[Collected data]
## Begin
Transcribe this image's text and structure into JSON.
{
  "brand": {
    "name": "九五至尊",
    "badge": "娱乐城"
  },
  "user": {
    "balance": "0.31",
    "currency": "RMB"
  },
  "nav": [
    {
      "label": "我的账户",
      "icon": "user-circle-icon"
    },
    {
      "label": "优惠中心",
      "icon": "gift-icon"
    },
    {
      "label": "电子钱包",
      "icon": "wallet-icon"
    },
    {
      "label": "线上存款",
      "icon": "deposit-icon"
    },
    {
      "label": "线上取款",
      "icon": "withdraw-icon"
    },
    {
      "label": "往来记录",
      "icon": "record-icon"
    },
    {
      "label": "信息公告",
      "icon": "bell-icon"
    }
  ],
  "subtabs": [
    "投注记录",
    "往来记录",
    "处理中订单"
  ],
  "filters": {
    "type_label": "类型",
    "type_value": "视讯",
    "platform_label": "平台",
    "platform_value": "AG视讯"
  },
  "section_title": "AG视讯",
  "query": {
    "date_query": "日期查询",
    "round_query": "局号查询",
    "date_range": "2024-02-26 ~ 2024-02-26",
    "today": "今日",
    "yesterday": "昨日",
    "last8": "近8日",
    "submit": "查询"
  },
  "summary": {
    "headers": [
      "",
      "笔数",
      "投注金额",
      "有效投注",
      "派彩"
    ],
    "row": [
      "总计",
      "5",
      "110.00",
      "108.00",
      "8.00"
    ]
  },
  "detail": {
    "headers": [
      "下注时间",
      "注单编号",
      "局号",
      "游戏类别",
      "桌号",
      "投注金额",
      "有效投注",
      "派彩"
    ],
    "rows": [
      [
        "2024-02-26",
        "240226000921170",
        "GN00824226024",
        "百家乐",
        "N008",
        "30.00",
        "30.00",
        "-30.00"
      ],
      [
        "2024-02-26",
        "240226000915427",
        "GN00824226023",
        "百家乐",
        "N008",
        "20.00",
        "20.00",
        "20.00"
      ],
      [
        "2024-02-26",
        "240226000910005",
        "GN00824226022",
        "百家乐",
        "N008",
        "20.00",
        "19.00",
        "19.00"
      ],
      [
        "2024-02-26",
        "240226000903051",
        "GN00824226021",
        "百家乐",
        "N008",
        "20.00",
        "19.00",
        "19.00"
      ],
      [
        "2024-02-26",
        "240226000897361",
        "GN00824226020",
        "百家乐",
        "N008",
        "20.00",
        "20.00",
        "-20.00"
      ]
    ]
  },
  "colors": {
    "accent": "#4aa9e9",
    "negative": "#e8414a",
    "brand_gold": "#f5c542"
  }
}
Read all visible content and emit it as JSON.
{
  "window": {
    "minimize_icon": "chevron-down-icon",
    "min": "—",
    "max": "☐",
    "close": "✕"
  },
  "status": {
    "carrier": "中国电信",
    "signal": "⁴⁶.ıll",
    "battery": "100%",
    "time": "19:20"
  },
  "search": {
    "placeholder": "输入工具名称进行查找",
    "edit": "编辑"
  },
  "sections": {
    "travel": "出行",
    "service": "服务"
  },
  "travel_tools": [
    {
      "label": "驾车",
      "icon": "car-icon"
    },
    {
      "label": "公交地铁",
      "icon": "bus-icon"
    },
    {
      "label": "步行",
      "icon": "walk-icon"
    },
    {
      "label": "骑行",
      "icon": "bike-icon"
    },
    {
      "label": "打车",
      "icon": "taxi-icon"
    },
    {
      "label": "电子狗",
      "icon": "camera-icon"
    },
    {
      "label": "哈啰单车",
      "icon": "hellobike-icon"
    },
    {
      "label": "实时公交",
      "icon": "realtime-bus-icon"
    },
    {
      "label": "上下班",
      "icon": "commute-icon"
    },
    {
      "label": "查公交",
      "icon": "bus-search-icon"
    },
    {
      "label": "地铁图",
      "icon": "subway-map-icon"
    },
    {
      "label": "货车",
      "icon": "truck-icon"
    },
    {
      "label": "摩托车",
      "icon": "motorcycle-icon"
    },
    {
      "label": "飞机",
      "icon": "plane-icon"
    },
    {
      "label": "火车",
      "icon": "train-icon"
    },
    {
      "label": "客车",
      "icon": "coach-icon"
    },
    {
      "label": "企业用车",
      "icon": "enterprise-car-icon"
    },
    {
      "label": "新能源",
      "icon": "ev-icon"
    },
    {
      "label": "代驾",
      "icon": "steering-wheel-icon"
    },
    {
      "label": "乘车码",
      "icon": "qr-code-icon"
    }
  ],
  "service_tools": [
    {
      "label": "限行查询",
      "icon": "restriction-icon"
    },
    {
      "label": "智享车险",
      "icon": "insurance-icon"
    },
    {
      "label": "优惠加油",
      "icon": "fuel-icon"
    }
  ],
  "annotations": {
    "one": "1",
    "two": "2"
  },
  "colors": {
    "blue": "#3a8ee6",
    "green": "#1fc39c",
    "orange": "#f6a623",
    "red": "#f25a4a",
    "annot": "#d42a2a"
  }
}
## End
> _What is being asked_:
Send back all of the entries exactly, with nothing missing.

> _Finished exercise_:
Transcribe this image's text and structure into JSON.
{
  "brand": {
    "name": "九五至尊",
    "badge": "娱乐城"
  },
  "user": {
    "balance": "0.31",
    "currency": "RMB"
  },
  "nav": [
    {
      "label": "我的账户",
      "icon": "user-circle-icon"
    },
    {
      "label": "优惠中心",
      "icon": "gift-icon"
    },
    {
      "label": "电子钱包",
      "icon": "wallet-icon"
    },
    {
      "label": "线上存款",
      "icon": "deposit-icon"
    },
    {
      "label": "线上取款",
      "icon": "withdraw-icon"
    },
    {
      "label": "往来记录",
      "icon": "record-icon"
    },
    {
      "label": "信息公告",
      "icon": "bell-icon"
    }
  ],
  "subtabs": [
    "投注记录",
    "往来记录",
    "处理中订单"
  ],
  "filters": {
    "type_label": "类型",
    "type_value": "视讯",
    "platform_label": "平台",
    "platform_value": "AG视讯"
  },
  "section_title": "AG视讯",
  "query": {
    "date_query": "日期查询",
    "round_query": "局号查询",
    "date_range": "2024-02-26 ~ 2024-02-26",
    "today": "今日",
    "yesterday": "昨日",
    "last8": "近8日",
    "submit": "查询"
  },
  "summary": {
    "headers": [
      "",
      "笔数",
      "投注金额",
      "有效投注",
      "派彩"
    ],
    "row": [
      "总计",
      "5",
      "110.00",
      "108.00",
      "8.00"
    ]
  },
  "detail": {
    "headers": [
      "下注时间",
      "注单编号",
      "局号",
      "游戏类别",
      "桌号",
      "投注金额",
      "有效投注",
      "派彩"
    ],
    "rows": [
      [
        "2024-02-26",
        "240226000921170",
        "GN00824226024",
        "百家乐",
        "N008",
        "30.00",
        "30.00",
        "-30.00"
      ],
      [
        "2024-02-26",
        "240226000915427",
        "GN00824226023",
        "百家乐",
        "N008",
        "20.00",
        "20.00",
        "20.00"
      ],
      [
        "2024-02-26",
        "240226000910005",
        "GN00824226022",
        "百家乐",
        "N008",
        "20.00",
        "19.00",
        "19.00"
      ],
      [
        "2024-02-26",
        "240226000903051",
        "GN00824226021",
        "百家乐",
        "N008",
        "20.00",
        "19.00",
        "19.00"
      ],
      [
        "2024-02-26",
        "240226000897361",
        "GN00824226020",
        "百家乐",
        "N008",
        "20.00",
        "20.00",
        "-20.00"
      ]
    ]
  },
  "colors": {
    "accent": "#4aa9e9",
    "negative": "#e8414a",
    "brand_gold": "#f5c542"
  }
}
Read all visible content and emit it as JSON.
{
  "window": {
    "minimize_icon": "chevron-down-icon",
    "min": "—",
    "max": "☐",
    "close": "✕"
  },
  "status": {
    "carrier": "中国电信",
    "signal": "⁴⁶.ıll",
    "battery": "100%",
    "time": "19:20"
  },
  "search": {
    "placeholder": "输入工具名称进行查找",
    "edit": "编辑"
  },
  "sections": {
    "travel": "出行",
    "service": "服务"
  },
  "travel_tools": [
    {
      "label": "驾车",
      "icon": "car-icon"
    },
    {
      "label": "公交地铁",
      "icon": "bus-icon"
    },
    {
      "label": "步行",
      "icon": "walk-icon"
    },
    {
      "label": "骑行",
      "icon": "bike-icon"
    },
    {
      "label": "打车",
      "icon": "taxi-icon"
    },
    {
      "label": "电子狗",
      "icon": "camera-icon"
    },
    {
      "label": "哈啰单车",
      "icon": "hellobike-icon"
    },
    {
      "label": "实时公交",
      "icon": "realtime-bus-icon"
    },
    {
      "label": "上下班",
      "icon": "commute-icon"
    },
    {
      "label": "查公交",
      "icon": "bus-search-icon"
    },
    {
      "label": "地铁图",
      "icon": "subway-map-icon"
    },
    {
      "label": "货车",
      "icon": "truck-icon"
    },
    {
      "label": "摩托车",
      "icon": "motorcycle-icon"
    },
    {
      "label": "飞机",
      "icon": "plane-icon"
    },
    {
      "label": "火车",
      "icon": "train-icon"
    },
    {
      "label": "客车",
      "icon": "coach-icon"
    },
    {
      "label": "企业用车",
      "icon": "enterprise-car-icon"
    },
    {
      "label": "新能源",
      "icon": "ev-icon"
    },
    {
      "label": "代驾",
      "icon": "steering-wheel-icon"
    },
    {
      "label": "乘车码",
      "icon": "qr-code-icon"
    }
  ],
  "service_tools": [
    {
      "label": "限行查询",
      "icon": "restriction-icon"
    },
    {
      "label": "智享车险",
      "icon": "insurance-icon"
    },
    {
      "label": "优惠加油",
      "icon": "fuel-icon"
    }
  ],
  "annotations": {
    "one": "1",
    "two": "2"
  },
  "colors": {
    "blue": "#3a8ee6",
    "green": "#1fc39c",
    "orange": "#f6a623",
    "red": "#f25a4a",
    "annot": "#d42a2a"
  }
}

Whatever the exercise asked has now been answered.